(Saved entries)
'''

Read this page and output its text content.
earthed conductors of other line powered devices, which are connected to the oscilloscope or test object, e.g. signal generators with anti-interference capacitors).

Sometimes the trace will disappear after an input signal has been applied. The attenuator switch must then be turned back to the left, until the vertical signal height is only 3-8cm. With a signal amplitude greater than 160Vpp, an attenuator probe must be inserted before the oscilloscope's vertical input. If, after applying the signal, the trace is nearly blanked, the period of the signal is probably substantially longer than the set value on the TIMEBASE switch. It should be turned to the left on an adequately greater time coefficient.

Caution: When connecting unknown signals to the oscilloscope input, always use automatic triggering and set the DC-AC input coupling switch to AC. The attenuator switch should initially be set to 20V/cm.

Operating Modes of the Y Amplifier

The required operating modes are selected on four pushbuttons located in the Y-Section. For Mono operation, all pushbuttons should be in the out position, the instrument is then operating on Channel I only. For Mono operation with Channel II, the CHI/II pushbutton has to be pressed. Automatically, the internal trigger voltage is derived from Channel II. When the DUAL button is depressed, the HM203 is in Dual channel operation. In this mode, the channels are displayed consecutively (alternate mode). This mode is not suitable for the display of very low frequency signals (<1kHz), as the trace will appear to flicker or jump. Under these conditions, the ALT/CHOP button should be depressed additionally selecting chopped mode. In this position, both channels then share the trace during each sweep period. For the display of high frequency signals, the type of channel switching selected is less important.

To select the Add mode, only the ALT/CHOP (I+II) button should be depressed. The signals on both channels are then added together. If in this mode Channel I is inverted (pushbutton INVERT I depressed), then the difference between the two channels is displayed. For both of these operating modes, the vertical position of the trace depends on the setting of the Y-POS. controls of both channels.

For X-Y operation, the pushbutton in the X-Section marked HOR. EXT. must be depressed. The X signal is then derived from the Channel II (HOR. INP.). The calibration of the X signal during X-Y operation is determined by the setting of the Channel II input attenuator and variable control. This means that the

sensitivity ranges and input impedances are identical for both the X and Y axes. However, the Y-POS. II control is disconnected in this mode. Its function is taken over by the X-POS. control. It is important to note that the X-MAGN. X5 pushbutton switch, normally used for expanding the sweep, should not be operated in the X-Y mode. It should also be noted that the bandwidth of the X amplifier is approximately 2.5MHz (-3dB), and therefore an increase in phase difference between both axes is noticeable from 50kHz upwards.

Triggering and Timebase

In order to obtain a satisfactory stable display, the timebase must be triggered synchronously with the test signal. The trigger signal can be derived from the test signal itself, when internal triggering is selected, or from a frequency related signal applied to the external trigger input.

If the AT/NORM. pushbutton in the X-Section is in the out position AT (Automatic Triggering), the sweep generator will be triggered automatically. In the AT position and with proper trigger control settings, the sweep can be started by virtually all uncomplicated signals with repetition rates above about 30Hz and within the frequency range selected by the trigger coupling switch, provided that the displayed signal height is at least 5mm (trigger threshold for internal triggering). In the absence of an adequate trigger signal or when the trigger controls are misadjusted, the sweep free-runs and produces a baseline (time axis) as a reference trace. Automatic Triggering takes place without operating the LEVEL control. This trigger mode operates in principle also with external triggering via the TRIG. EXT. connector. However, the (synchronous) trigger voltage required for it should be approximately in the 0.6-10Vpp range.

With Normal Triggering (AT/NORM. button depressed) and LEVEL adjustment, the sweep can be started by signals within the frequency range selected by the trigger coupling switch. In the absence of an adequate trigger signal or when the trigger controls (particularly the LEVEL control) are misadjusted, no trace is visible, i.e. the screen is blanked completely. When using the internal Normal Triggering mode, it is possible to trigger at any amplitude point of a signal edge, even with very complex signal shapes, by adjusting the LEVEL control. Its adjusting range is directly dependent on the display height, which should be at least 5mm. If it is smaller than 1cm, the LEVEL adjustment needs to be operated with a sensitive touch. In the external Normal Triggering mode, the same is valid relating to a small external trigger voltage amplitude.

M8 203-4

'''

• [TASK TO CARRY OUT]
All the entries above need to be reproduced exactly.

• [SOLVED EXERCISE]
Read this page and output its text content.
earthed conductors of other line powered devices, which are connected to the oscilloscope or test object, e.g. signal generators with anti-interference capacitors).

Sometimes the trace will disappear after an input signal has been applied. The attenuator switch must then be turned back to the left, until the vertical signal height is only 3-8cm. With a signal amplitude greater than 160Vpp, an attenuator probe must be inserted before the oscilloscope's vertical input. If, after applying the signal, the trace is nearly blanked, the period of the signal is probably substantially longer than the set value on the TIMEBASE switch. It should be turned to the left on an adequately greater time coefficient.

Caution: When connecting unknown signals to the oscilloscope input, always use automatic triggering and set the DC-AC input coupling switch to AC. The attenuator switch should initially be set to 20V/cm.

Operating Modes of the Y Amplifier

The required operating modes are selected on four pushbuttons located in the Y-Section. For Mono operation, all pushbuttons should be in the out position, the instrument is then operating on Channel I only. For Mono operation with Channel II, the CHI/II pushbutton has to be pressed. Automatically, the internal trigger voltage is derived from Channel II. When the DUAL button is depressed, the HM203 is in Dual channel operation. In this mode, the channels are displayed consecutively (alternate mode). This mode is not suitable for the display of very low frequency signals (<1kHz), as the trace will appear to flicker or jump. Under these conditions, the ALT/CHOP button should be depressed additionally selecting chopped mode. In this position, both channels then share the trace during each sweep period. For the display of high frequency signals, the type of channel switching selected is less important.

To select the Add mode, only the ALT/CHOP (I+II) button should be depressed. The signals on both channels are then added together. If in this mode Channel I is inverted (pushbutton INVERT I depressed), then the difference between the two channels is displayed. For both of these operating modes, the vertical position of the trace depends on the setting of the Y-POS. controls of both channels.

For X-Y operation, the pushbutton in the X-Section marked HOR. EXT. must be depressed. The X signal is then derived from the Channel II (HOR. INP.). The calibration of the X signal during X-Y operation is determined by the setting of the Channel II input attenuator and variable control. This means that the

sensitivity ranges and input impedances are identical for both the X and Y axes. However, the Y-POS. II control is disconnected in this mode. Its function is taken over by the X-POS. control. It is important to note that the X-MAGN. X5 pushbutton switch, normally used for expanding the sweep, should not be operated in the X-Y mode. It should also be noted that the bandwidth of the X amplifier is approximately 2.5MHz (-3dB), and therefore an increase in phase difference between both axes is noticeable from 50kHz upwards.

Triggering and Timebase

In order to obtain a satisfactory stable display, the timebase must be triggered synchronously with the test signal. The trigger signal can be derived from the test signal itself, when internal triggering is selected, or from a frequency related signal applied to the external trigger input.

If the AT/NORM. pushbutton in the X-Section is in the out position AT (Automatic Triggering), the sweep generator will be triggered automatically. In the AT position and with proper trigger control settings, the sweep can be started by virtually all uncomplicated signals with repetition rates above about 30Hz and within the frequency range selected by the trigger coupling switch, provided that the displayed signal height is at least 5mm (trigger threshold for internal triggering). In the absence of an adequate trigger signal or when the trigger controls are misadjusted, the sweep free-runs and produces a baseline (time axis) as a reference trace. Automatic Triggering takes place without operating the LEVEL control. This trigger mode operates in principle also with external triggering via the TRIG. EXT. connector. However, the (synchronous) trigger voltage required for it should be approximately in the 0.6-10Vpp range.

With Normal Triggering (AT/NORM. button depressed) and LEVEL adjustment, the sweep can be started by signals within the frequency range selected by the trigger coupling switch. In the absence of an adequate trigger signal or when the trigger controls (particularly the LEVEL control) are misadjusted, no trace is visible, i.e. the screen is blanked completely. When using the internal Normal Triggering mode, it is possible to trigger at any amplitude point of a signal edge, even with very complex signal shapes, by adjusting the LEVEL control. Its adjusting range is directly dependent on the display height, which should be at least 5mm. If it is smaller than 1cm, the LEVEL adjustment needs to be operated with a sensitive touch. In the external Normal Triggering mode, the same is valid relating to a small external trigger voltage amplitude.

M8 203-4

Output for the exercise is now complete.